-- Goal of the exercise --
Please say whether each statement agrees with the abstract on ovarian aging below: (a) VIP KO ovaries showed increased vascularization compared with WT controls; (b) foamy macrophages were significantly predominant in young VIP KO ovaries; (c) no differences were observed in VIP KO macrophages conditioned with WT ovarian media. Answer yes or no for each and quote the deciding words of the abstract.
------ Page extract ------
Ovarian premature aging: VIP as key regulator of fibro-inflammation and foamy macrophages generation

Abstract

Ovarian aging is associated with fibro-inflammation, contributing to the decline in oocyte count and quality. Given the immunomodulatory properties of the vasoactive intestinal peptide (VIP) in the reproductive tract, we investigated its role in maintaining ovarian immune homeostasis and preventing premature aging. We evaluated young VIP knockout (KO) mice, comparing them to young wild type (WT) females, for signs of premature aging. Histological staining revealed aberrant ovarian morphology in VIP KO mice, characterized by increased atretic follicles and decreased ovarian reserve compared to WT controls. Moreover, VIP KO ovaries showed reduced vascularization, increased collagen deposition and elevated ROS and IL-1β levels. Foamy macrophages were significantly predominant, indicating premature aging in young VIP KO ovaries. To determine potential mechanisms behind these pathogenic changes, we conditioned peritoneal macrophages from young WT or VIP KO mice in vitro with ovarian-conditioned media from young WT or VIP KO mice to mimic the respective ovarian microenvironment. When WT or VIP KO peritoneal macrophages were conditioned with ovarian media from their respective genotypes, lipid droplet accumulation increased compared to control medium. In cross-genotype experiments, WT macrophages conditioned with media from VIP KO ovaries selectively accumulated higher levels of lipid droplets, whereas no differences were observed in VIP KO macrophages conditioned with WT ovarian media. This suggests that VIP KO macrophages are uniquely sensitized to the inflammatory environment of VIP KO ovaries, implicating both ovarian factors and macrophage status. These findings highlight the role of VIP in preventing fibro-inflammation, thereby preserving ovarian health and preventing premature aging.
------ Given records ------
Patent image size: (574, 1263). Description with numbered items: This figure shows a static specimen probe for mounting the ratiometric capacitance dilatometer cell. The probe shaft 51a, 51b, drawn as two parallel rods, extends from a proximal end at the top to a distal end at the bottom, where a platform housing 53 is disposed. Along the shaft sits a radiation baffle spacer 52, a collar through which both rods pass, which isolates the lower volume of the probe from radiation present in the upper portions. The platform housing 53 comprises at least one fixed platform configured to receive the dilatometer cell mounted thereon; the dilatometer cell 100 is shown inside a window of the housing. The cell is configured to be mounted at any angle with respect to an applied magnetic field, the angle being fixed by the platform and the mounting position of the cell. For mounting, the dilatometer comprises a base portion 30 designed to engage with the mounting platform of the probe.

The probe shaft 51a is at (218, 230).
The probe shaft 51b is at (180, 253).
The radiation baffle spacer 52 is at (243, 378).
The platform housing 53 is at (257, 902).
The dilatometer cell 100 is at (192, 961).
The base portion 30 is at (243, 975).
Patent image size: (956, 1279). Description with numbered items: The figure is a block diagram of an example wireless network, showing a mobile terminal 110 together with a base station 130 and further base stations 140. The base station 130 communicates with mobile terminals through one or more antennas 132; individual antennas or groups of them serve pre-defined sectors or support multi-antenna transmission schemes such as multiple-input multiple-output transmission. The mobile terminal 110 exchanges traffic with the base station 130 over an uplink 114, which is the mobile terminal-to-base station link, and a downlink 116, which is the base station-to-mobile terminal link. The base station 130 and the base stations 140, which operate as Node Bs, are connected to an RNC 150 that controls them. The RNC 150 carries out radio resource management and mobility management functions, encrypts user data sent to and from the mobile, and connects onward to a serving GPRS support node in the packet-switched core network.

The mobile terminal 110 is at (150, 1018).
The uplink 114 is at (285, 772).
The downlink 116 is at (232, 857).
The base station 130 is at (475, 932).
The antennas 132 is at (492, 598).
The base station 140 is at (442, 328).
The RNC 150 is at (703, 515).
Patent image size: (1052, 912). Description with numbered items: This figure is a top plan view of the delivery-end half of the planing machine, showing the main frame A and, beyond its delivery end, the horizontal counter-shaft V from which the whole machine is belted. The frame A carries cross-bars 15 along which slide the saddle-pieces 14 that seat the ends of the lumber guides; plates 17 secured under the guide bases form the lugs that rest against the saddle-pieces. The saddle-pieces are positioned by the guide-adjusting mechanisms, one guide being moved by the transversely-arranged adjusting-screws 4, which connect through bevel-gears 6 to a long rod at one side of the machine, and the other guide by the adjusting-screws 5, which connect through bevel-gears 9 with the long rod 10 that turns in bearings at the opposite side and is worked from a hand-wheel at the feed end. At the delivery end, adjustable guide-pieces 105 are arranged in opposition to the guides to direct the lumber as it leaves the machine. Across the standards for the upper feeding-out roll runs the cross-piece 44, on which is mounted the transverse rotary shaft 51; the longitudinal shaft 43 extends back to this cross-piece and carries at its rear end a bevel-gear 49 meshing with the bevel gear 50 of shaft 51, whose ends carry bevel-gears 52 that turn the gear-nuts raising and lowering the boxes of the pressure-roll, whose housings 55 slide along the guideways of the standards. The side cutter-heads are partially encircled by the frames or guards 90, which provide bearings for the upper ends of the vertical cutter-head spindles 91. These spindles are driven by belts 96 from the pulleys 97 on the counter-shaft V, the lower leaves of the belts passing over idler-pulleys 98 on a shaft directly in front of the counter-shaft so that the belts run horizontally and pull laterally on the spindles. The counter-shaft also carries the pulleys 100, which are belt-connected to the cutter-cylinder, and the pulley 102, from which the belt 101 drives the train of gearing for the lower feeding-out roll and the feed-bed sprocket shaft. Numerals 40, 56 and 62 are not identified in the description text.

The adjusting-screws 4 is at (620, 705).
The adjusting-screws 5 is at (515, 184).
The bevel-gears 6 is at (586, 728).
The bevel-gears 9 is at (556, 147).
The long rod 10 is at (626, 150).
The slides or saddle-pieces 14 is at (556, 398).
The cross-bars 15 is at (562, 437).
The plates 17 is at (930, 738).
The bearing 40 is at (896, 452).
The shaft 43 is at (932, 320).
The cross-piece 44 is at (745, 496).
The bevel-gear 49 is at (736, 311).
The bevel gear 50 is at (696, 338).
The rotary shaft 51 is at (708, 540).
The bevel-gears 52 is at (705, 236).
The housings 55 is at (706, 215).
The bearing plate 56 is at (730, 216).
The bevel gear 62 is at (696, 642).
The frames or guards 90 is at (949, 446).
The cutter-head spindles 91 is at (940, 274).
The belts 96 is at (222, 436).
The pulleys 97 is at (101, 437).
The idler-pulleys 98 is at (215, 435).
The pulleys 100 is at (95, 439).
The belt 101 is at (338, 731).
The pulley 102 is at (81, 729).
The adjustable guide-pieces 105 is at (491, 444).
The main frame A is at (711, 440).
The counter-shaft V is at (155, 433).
------
-- Exercise output --
(a) No: "VIP KO ovaries showed reduced vascularization"
(b) Yes: "Foamy macrophages were significantly predominant, indicating premature aging in young VIP KO ovaries"
(c) Yes: "no differences were observed in VIP KO macrophages conditioned with WT ovarian media"